--- Goal ---
Return the full material exactly.

--- Record excerpts ---
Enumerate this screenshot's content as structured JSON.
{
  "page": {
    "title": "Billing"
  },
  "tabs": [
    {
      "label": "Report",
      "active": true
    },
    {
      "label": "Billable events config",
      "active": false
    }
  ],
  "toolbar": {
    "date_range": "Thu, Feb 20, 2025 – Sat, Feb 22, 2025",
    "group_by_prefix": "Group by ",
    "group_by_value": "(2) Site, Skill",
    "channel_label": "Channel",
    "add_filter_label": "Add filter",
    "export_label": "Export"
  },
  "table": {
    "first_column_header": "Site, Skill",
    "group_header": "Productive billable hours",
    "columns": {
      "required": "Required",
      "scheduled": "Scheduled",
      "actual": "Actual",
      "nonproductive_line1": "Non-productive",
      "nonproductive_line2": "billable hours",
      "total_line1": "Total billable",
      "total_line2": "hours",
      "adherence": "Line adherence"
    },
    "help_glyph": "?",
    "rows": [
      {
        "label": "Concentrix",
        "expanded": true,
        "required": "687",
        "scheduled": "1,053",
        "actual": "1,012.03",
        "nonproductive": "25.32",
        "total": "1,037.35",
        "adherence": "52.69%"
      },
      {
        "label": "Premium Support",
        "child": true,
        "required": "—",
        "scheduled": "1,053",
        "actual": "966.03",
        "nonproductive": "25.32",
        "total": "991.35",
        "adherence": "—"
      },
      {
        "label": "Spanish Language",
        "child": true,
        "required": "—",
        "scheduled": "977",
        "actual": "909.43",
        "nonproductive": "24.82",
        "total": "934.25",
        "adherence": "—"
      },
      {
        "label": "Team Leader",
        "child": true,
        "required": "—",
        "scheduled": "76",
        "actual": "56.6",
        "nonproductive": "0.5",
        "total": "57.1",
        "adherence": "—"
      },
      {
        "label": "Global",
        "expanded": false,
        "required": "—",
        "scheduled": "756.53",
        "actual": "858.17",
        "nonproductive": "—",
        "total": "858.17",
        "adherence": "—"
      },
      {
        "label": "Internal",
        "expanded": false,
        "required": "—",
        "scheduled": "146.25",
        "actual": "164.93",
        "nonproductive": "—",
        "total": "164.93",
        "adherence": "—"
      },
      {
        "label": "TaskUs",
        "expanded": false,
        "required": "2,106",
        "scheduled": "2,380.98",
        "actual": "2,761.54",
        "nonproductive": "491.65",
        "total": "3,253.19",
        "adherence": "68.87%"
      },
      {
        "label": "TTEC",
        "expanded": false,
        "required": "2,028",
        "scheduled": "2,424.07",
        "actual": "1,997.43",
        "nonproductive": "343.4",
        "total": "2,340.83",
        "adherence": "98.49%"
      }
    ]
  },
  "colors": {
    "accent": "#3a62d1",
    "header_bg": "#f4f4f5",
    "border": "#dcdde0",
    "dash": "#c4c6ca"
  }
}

--- Correct output ---
Enumerate this screenshot's content as structured JSON.
{
  "page": {
    "title": "Billing"
  },
  "tabs": [
    {
      "label": "Report",
      "active": true
    },
    {
      "label": "Billable events config",
      "active": false
    }
  ],
  "toolbar": {
    "date_range": "Thu, Feb 20, 2025 – Sat, Feb 22, 2025",
    "group_by_prefix": "Group by ",
    "group_by_value": "(2) Site, Skill",
    "channel_label": "Channel",
    "add_filter_label": "Add filter",
    "export_label": "Export"
  },
  "table": {
    "first_column_header": "Site, Skill",
    "group_header": "Productive billable hours",
    "columns": {
      "required": "Required",
      "scheduled": "Scheduled",
      "actual": "Actual",
      "nonproductive_line1": "Non-productive",
      "nonproductive_line2": "billable hours",
      "total_line1": "Total billable",
      "total_line2": "hours",
      "adherence": "Line adherence"
    },
    "help_glyph": "?",
    "rows": [
      {
        "label": "Concentrix",
        "expanded": true,
        "required": "687",
        "scheduled": "1,053",
        "actual": "1,012.03",
        "nonproductive": "25.32",
        "total": "1,037.35",
        "adherence": "52.69%"
      },
      {
        "label": "Premium Support",
        "child": true,
        "required": "—",
        "scheduled": "1,053",
        "actual": "966.03",
        "nonproductive": "25.32",
        "total": "991.35",
        "adherence": "—"
      },
      {
        "label": "Spanish Language",
        "child": true,
        "required": "—",
        "scheduled": "977",
        "actual": "909.43",
        "nonproductive": "24.82",
        "total": "934.25",
        "adherence": "—"
      },
      {
        "label": "Team Leader",
        "child": true,
        "required": "—",
        "scheduled": "76",
        "actual": "56.6",
        "nonproductive": "0.5",
        "total": "57.1",
        "adherence": "—"
      },
      {
        "label": "Global",
        "expanded": false,
        "required": "—",
        "scheduled": "756.53",
        "actual": "858.17",
        "nonproductive": "—",
        "total": "858.17",
        "adherence": "—"
      },
      {
        "label": "Internal",
        "expanded": false,
        "required": "—",
        "scheduled": "146.25",
        "actual": "164.93",
        "nonproductive": "—",
        "total": "164.93",
        "adherence": "—"
      },
      {
        "label": "TaskUs",
        "expanded": false,
        "required": "2,106",
        "scheduled": "2,380.98",
        "actual": "2,761.54",
        "nonproductive": "491.65",
        "total": "3,253.19",
        "adherence": "68.87%"
      },
      {
        "label": "TTEC",
        "expanded": false,
        "required": "2,028",
        "scheduled": "2,424.07",
        "actual": "1,997.43",
        "nonproductive": "343.4",
        "total": "2,340.83",
        "adherence": "98.49%"
      }
    ]
  },
  "colors": {
    "accent": "#3a62d1",
    "header_bg": "#f4f4f5",
    "border": "#dcdde0",
    "dash": "#c4c6ca"
  }
}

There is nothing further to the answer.